Content starts

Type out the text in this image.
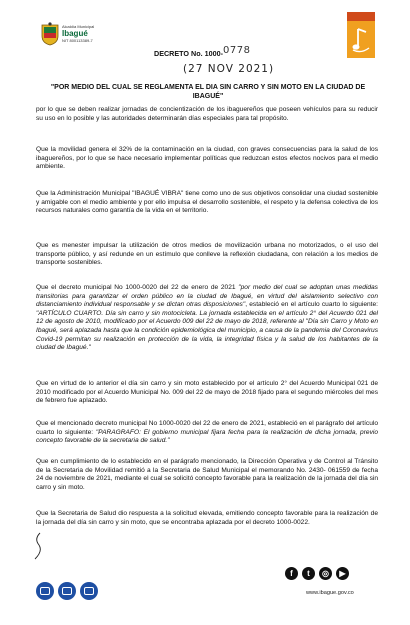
Alcaldía Municipal
Ibagué
NIT 800113389-7
DECRETO No. 1000- 0778
(27 NOV 2021)
"POR MEDIO DEL CUAL SE REGLAMENTA EL DIA SIN CARRO Y SIN MOTO EN LA CIUDAD DE IBAGUÉ"
por lo que se deben realizar jornadas de concientización de los ibaguereños que poseen vehículos para su reducir su uso en lo posible y las autoridades determinarán días especiales para tal propósito.
Que la movilidad genera el 32% de la contaminación en la ciudad, con graves consecuencias para la salud de los ibaguereños, por lo que se hace necesario implementar políticas que reduzcan estos efectos nocivos para el medio ambiente.
Que la Administración Municipal "IBAGUÉ VIBRA" tiene como uno de sus objetivos consolidar una ciudad sostenible y amigable con el medio ambiente y por ello impulsa el desarrollo sostenible, el respeto y la defensa colectiva de los recursos naturales como garantía de la vida en el territorio.
Que es menester impulsar la utilización de otros medios de movilización urbana no motorizados, o el uso del transporte público, y así redunde en un estímulo que conlleve la reflexión ciudadana, con relación a los medios de transporte sostenibles.
Que el decreto municipal No 1000-0020 del 22 de enero de 2021 "por medio del cual se adoptan unas medidas transitorias para garantizar el orden público en la ciudad de Ibagué, en virtud del aislamiento selectivo con distanciamiento individual responsable y se dictan otras disposiciones", estableció en el artículo cuarto lo siguiente: "ARTÍCULO CUARTO. Día sin carro y sin motocicleta. La jornada establecida en el artículo 2° del Acuerdo 021 del 12 de agosto de 2010, modificado por el Acuerdo 009 del 22 de mayo de 2018, referente al "Día sin Carro y Moto en Ibagué, será aplazada hasta que la condición epidemiológica del municipio, a causa de la pandemia del Coronavirus Covid-19 permitan su realización en protección de la vida, la integridad física y la salud de los habitantes de la ciudad de Ibagué."
Que en virtud de lo anterior el día sin carro y sin moto establecido por el artículo 2° del Acuerdo Municipal 021 de 2010 modificado por el Acuerdo Municipal No. 009 del 22 de mayo de 2018 fijado para el segundo miércoles del mes de febrero fue aplazado.
Que el mencionado decreto municipal No 1000-0020 del 22 de enero de 2021, estableció en el parágrafo del artículo cuarto lo siguiente: "PARAGRAFO: El gobierno municipal fijara fecha para la realización de dicha jornada, previo concepto favorable de la secretaria de salud."
Que en cumplimiento de lo establecido en el parágrafo mencionado, la Dirección Operativa y de Control al Tránsito de la Secretaria de Movilidad remitió a la Secretaria de Salud Municipal el memorando No. 2430- 061559 de fecha 24 de noviembre de 2021, mediante el cual se solicitó concepto favorable para la realización de la jornada del día sin carro y sin moto.
Que la Secretaria de Salud dio respuesta a la solicitud elevada, emitiendo concepto favorable para la realización de la jornada del día sin carro y sin moto, que se encontraba aplazada por el decreto 1000-0022.
f	t	◎	▶
www.ibague.gov.co
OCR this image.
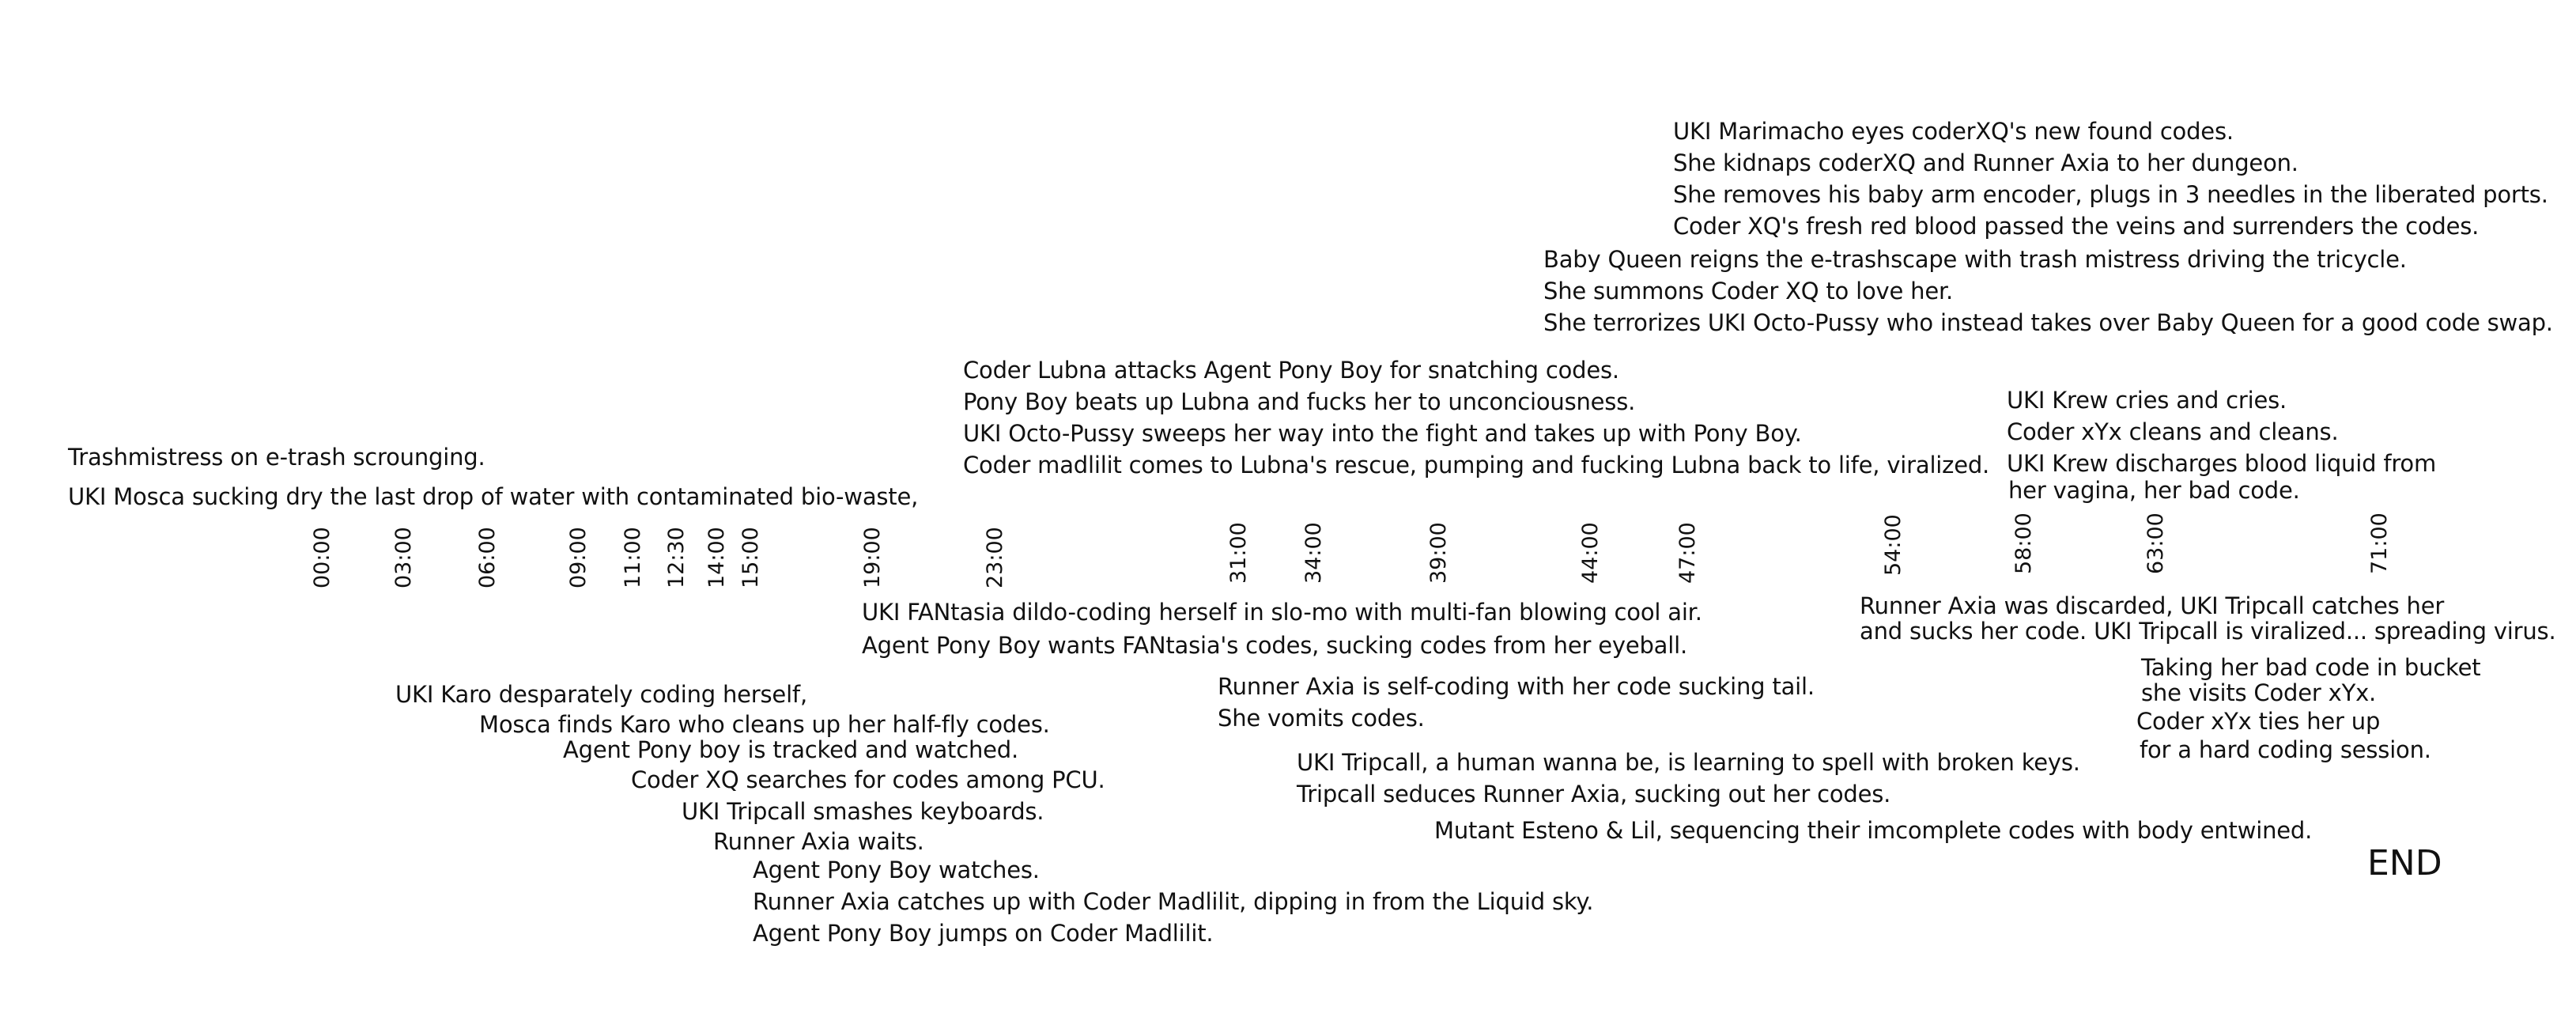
UKI Marimacho eyes coderXQ's new found codes.
She kidnaps coderXQ and Runner Axia to her dungeon.
She removes his baby arm encoder, plugs in 3 needles in the liberated ports.
Coder XQ's fresh red blood passed the veins and surrenders the codes.
Baby Queen reigns the e-trashscape with trash mistress driving the tricycle.
She summons Coder XQ to love her.
She terrorizes UKI Octo-Pussy who instead takes over Baby Queen for a good code swap.
Coder Lubna attacks Agent Pony Boy for snatching codes.
Pony Boy beats up Lubna and fucks her to unconciousness.
UKI Octo-Pussy sweeps her way into the fight and takes up with Pony Boy.
Coder madlilit comes to Lubna's rescue, pumping and fucking Lubna back to life, viralized.
UKI Krew cries and cries.
Coder xYx cleans and cleans.
UKI Krew discharges blood liquid from
her vagina, her bad code.
Trashmistress on e-trash scrounging.
UKI Mosca sucking dry the last drop of water with contaminated bio-waste,
00:00	03:00	06:00	09:00 11:00 12:30 14:00 15:00	19:00	23:00	31:00 34:00	39:00	44:00	47:00	54:00	58:00	63:00	71:00
UKI FANtasia dildo-coding herself in slo-mo with multi-fan blowing cool air.
Agent Pony Boy wants FANtasia's codes, sucking codes from her eyeball.
Runner Axia was discarded, UKI Tripcall catches her
and sucks her code. UKI Tripcall is viralized... spreading virus.
Taking her bad code in bucket
she visits Coder xYx.
Coder xYx ties her up
for a hard coding session.
Runner Axia is self-coding with her code sucking tail.
She vomits codes.
UKI Tripcall, a human wanna be, is learning to spell with broken keys.
Tripcall seduces Runner Axia, sucking out her codes.
Mutant Esteno & Lil, sequencing their imcomplete codes with body entwined.
UKI Karo desparately coding herself,
Mosca finds Karo who cleans up her half-fly codes.
Agent Pony boy is tracked and watched.
Coder XQ searches for codes among PCU.
UKI Tripcall smashes keyboards.
Runner Axia waits.
Agent Pony Boy watches.
Runner Axia catches up with Coder Madlilit, dipping in from the Liquid sky.
Agent Pony Boy jumps on Coder Madlilit.
END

Content ends

> Activity: Report all lines in the listing above that contain the word "Octo".

> Solved problem:
She terrorizes UKI Octo-Pussy who instead takes over Baby Queen for a good code swap.
UKI Octo-Pussy sweeps her way into the fight and takes up with Pony Boy.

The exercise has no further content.